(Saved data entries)
— Begin —

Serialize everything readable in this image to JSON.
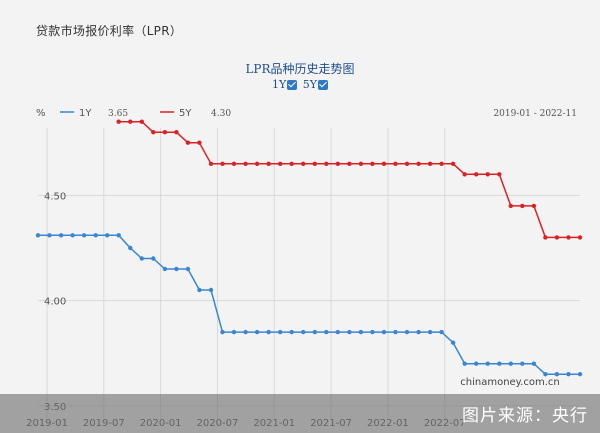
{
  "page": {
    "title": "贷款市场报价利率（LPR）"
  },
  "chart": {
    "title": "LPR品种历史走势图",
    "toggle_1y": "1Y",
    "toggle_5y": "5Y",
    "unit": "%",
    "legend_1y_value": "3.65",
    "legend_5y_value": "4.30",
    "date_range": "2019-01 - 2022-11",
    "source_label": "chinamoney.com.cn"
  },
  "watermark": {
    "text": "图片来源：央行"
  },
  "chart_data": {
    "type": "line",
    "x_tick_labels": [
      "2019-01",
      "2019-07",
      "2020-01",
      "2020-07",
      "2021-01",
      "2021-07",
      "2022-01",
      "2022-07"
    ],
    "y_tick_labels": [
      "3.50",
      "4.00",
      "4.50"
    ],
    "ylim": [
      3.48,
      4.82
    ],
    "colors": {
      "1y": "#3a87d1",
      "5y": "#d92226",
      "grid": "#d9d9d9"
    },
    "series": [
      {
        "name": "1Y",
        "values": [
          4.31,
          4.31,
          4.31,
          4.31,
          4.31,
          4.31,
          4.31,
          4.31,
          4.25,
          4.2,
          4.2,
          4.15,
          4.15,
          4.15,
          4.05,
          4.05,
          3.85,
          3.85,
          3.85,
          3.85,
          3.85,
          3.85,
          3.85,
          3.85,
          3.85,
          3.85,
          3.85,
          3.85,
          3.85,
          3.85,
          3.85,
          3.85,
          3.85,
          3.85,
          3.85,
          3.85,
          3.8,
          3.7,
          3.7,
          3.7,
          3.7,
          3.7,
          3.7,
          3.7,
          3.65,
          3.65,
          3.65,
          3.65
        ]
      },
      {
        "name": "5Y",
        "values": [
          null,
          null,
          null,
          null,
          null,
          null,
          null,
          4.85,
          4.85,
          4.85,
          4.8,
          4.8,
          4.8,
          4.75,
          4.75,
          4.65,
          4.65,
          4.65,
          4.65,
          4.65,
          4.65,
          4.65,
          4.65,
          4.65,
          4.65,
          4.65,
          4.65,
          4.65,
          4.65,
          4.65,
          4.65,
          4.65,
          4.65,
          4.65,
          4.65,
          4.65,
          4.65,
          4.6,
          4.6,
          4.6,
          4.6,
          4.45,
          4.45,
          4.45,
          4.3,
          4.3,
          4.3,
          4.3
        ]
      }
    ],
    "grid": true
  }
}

— End —

◆ Written instruction ◆
Transcribe every entry word for word, but skip the pictures.

◆ Solved problem ◆
Serialize everything readable in this image to JSON.
{
  "page": {
    "title": "贷款市场报价利率（LPR）"
  },
  "chart": {
    "title": "LPR品种历史走势图",
    "toggle_1y": "1Y",
    "toggle_5y": "5Y",
    "unit": "%",
    "legend_1y_value": "3.65",
    "legend_5y_value": "4.30",
    "date_range": "2019-01 - 2022-11",
    "source_label": "chinamoney.com.cn"
  },
  "watermark": {
    "text": "图片来源：央行"
  },
  "chart_data": {
    "type": "line",
    "x_tick_labels": [
      "2019-01",
      "2019-07",
      "2020-01",
      "2020-07",
      "2021-01",
      "2021-07",
      "2022-01",
      "2022-07"
    ],
    "y_tick_labels": [
      "3.50",
      "4.00",
      "4.50"
    ],
    "ylim": [
      3.48,
      4.82
    ],
    "colors": {
      "1y": "#3a87d1",
      "5y": "#d92226",
      "grid": "#d9d9d9"
    },
    "series": [
      {
        "name": "1Y",
        "values": [
          4.31,
          4.31,
          4.31,
          4.31,
          4.31,
          4.31,
          4.31,
          4.31,
          4.25,
          4.2,
          4.2,
          4.15,
          4.15,
          4.15,
          4.05,
          4.05,
          3.85,
          3.85,
          3.85,
          3.85,
          3.85,
          3.85,
          3.85,
          3.85,
          3.85,
          3.85,
          3.85,
          3.85,
          3.85,
          3.85,
          3.85,
          3.85,
          3.85,
          3.85,
          3.85,
          3.85,
          3.8,
          3.7,
          3.7,
          3.7,
          3.7,
          3.7,
          3.7,
          3.7,
          3.65,
          3.65,
          3.65,
          3.65
        ]
      },
      {
        "name": "5Y",
        "values": [
          null,
          null,
          null,
          null,
          null,
          null,
          null,
          4.85,
          4.85,
          4.85,
          4.8,
          4.8,
          4.8,
          4.75,
          4.75,
          4.65,
          4.65,
          4.65,
          4.65,
          4.65,
          4.65,
          4.65,
          4.65,
          4.65,
          4.65,
          4.65,
          4.65,
          4.65,
          4.65,
          4.65,
          4.65,
          4.65,
          4.65,
          4.65,
          4.65,
          4.65,
          4.65,
          4.6,
          4.6,
          4.6,
          4.6,
          4.45,
          4.45,
          4.45,
          4.3,
          4.3,
          4.3,
          4.3
        ]
      }
    ],
    "grid": true
  }
}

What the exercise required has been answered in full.